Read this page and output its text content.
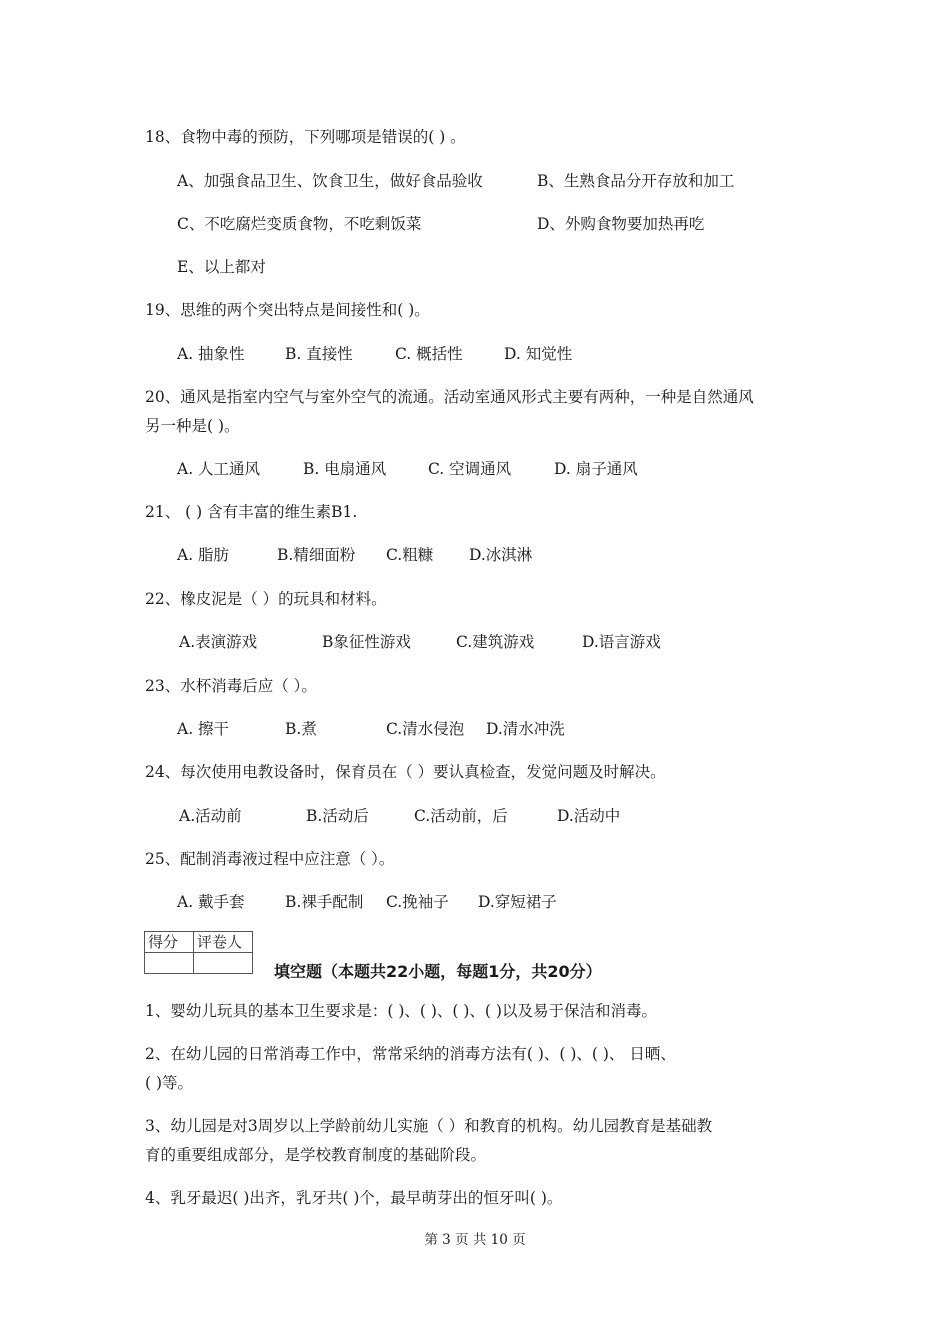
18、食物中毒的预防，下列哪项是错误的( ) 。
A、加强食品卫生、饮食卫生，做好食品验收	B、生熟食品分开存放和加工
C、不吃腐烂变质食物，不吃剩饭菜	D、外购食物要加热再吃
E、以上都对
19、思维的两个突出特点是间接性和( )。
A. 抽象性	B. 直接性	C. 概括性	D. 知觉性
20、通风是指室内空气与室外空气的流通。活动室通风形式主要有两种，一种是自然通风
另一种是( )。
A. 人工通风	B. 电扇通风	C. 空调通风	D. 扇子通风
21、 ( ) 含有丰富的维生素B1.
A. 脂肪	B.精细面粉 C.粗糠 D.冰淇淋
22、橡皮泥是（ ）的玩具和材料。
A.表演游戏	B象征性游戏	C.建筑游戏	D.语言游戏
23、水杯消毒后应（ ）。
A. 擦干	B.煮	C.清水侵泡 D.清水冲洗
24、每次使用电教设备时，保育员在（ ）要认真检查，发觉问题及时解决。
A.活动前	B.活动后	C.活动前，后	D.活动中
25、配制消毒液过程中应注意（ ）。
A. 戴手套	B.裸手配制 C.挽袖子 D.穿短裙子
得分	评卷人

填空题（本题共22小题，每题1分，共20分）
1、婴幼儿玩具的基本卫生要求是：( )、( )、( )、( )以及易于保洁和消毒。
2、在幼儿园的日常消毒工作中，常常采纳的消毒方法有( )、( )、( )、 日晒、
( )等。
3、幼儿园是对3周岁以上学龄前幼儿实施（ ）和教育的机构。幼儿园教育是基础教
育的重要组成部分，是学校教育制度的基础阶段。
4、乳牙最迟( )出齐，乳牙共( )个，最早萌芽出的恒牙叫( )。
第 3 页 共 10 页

====

*Task statement*.
Set down every entry word for word, but omit the pictures.

*Correct answer*.
Read this page and output its text content.
18、食物中毒的预防，下列哪项是错误的( ) 。
A、加强食品卫生、饮食卫生，做好食品验收	B、生熟食品分开存放和加工
C、不吃腐烂变质食物，不吃剩饭菜	D、外购食物要加热再吃
E、以上都对
19、思维的两个突出特点是间接性和( )。
A. 抽象性	B. 直接性	C. 概括性	D. 知觉性
20、通风是指室内空气与室外空气的流通。活动室通风形式主要有两种，一种是自然通风
另一种是( )。
A. 人工通风	B. 电扇通风	C. 空调通风	D. 扇子通风
21、 ( ) 含有丰富的维生素B1.
A. 脂肪	B.精细面粉 C.粗糠 D.冰淇淋
22、橡皮泥是（ ）的玩具和材料。
A.表演游戏	B象征性游戏	C.建筑游戏	D.语言游戏
23、水杯消毒后应（ ）。
A. 擦干	B.煮	C.清水侵泡 D.清水冲洗
24、每次使用电教设备时，保育员在（ ）要认真检查，发觉问题及时解决。
A.活动前	B.活动后	C.活动前，后	D.活动中
25、配制消毒液过程中应注意（ ）。
A. 戴手套	B.裸手配制 C.挽袖子 D.穿短裙子
得分	评卷人

填空题（本题共22小题，每题1分，共20分）
1、婴幼儿玩具的基本卫生要求是：( )、( )、( )、( )以及易于保洁和消毒。
2、在幼儿园的日常消毒工作中，常常采纳的消毒方法有( )、( )、( )、 日晒、
( )等。
3、幼儿园是对3周岁以上学龄前幼儿实施（ ）和教育的机构。幼儿园教育是基础教
育的重要组成部分，是学校教育制度的基础阶段。
4、乳牙最迟( )出齐，乳牙共( )个，最早萌芽出的恒牙叫( )。
第 3 页 共 10 页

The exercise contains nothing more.